Required work => Transcribe the records in full, keeping every character as it is.

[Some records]
####################

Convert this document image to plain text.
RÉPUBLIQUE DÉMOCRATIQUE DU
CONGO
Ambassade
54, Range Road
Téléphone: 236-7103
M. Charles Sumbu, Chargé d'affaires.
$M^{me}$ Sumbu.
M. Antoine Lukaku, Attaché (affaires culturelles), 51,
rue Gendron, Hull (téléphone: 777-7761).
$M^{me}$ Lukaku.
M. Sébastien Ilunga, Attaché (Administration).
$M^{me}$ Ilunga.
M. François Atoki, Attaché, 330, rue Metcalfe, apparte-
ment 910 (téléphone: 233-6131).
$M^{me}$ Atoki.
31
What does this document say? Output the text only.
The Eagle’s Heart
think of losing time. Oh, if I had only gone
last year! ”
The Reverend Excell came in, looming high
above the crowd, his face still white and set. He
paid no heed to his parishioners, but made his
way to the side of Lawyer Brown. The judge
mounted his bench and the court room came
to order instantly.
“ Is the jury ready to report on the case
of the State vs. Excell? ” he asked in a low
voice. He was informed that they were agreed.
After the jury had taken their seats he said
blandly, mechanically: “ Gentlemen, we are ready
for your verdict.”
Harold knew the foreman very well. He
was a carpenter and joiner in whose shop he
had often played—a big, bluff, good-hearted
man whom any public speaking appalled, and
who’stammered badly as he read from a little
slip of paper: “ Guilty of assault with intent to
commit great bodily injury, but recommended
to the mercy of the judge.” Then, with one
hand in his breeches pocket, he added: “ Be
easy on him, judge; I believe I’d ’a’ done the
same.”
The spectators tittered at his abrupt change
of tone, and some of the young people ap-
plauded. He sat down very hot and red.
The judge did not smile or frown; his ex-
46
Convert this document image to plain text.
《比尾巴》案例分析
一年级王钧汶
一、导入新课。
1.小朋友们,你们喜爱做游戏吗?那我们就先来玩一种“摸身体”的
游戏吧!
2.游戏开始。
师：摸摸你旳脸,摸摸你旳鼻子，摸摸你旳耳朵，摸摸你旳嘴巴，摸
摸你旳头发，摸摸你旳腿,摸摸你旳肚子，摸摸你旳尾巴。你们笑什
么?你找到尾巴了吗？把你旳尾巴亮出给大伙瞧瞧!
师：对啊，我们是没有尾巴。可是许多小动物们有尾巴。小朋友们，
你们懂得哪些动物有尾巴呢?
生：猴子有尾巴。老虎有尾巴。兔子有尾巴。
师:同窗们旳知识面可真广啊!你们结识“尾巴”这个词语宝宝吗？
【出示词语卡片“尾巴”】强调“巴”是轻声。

####################

In response =>
Convert this document image to plain text.
RÉPUBLIQUE DÉMOCRATIQUE DU
CONGO
Ambassade
54, Range Road
Téléphone: 236-7103
M. Charles Sumbu, Chargé d'affaires.
$M^{me}$ Sumbu.
M. Antoine Lukaku, Attaché (affaires culturelles), 51,
rue Gendron, Hull (téléphone: 777-7761).
$M^{me}$ Lukaku.
M. Sébastien Ilunga, Attaché (Administration).
$M^{me}$ Ilunga.
M. François Atoki, Attaché, 330, rue Metcalfe, apparte-
ment 910 (téléphone: 233-6131).
$M^{me}$ Atoki.
31
What does this document say? Output the text only.
The Eagle’s Heart
think of losing time. Oh, if I had only gone
last year! ”
The Reverend Excell came in, looming high
above the crowd, his face still white and set. He
paid no heed to his parishioners, but made his
way to the side of Lawyer Brown. The judge
mounted his bench and the court room came
to order instantly.
“ Is the jury ready to report on the case
of the State vs. Excell? ” he asked in a low
voice. He was informed that they were agreed.
After the jury had taken their seats he said
blandly, mechanically: “ Gentlemen, we are ready
for your verdict.”
Harold knew the foreman very well. He
was a carpenter and joiner in whose shop he
had often played—a big, bluff, good-hearted
man whom any public speaking appalled, and
who’stammered badly as he read from a little
slip of paper: “ Guilty of assault with intent to
commit great bodily injury, but recommended
to the mercy of the judge.” Then, with one
hand in his breeches pocket, he added: “ Be
easy on him, judge; I believe I’d ’a’ done the
same.”
The spectators tittered at his abrupt change
of tone, and some of the young people ap-
plauded. He sat down very hot and red.
The judge did not smile or frown; his ex-
46
Convert this document image to plain text.
《比尾巴》案例分析
一年级王钧汶
一、导入新课。
1.小朋友们,你们喜爱做游戏吗?那我们就先来玩一种“摸身体”的
游戏吧!
2.游戏开始。
师：摸摸你旳脸,摸摸你旳鼻子，摸摸你旳耳朵，摸摸你旳嘴巴，摸
摸你旳头发，摸摸你旳腿,摸摸你旳肚子，摸摸你旳尾巴。你们笑什
么?你找到尾巴了吗？把你旳尾巴亮出给大伙瞧瞧!
师：对啊，我们是没有尾巴。可是许多小动物们有尾巴。小朋友们，
你们懂得哪些动物有尾巴呢?
生：猴子有尾巴。老虎有尾巴。兔子有尾巴。
师:同窗们旳知识面可真广啊!你们结识“尾巴”这个词语宝宝吗？
【出示词语卡片“尾巴”】强调“巴”是轻声。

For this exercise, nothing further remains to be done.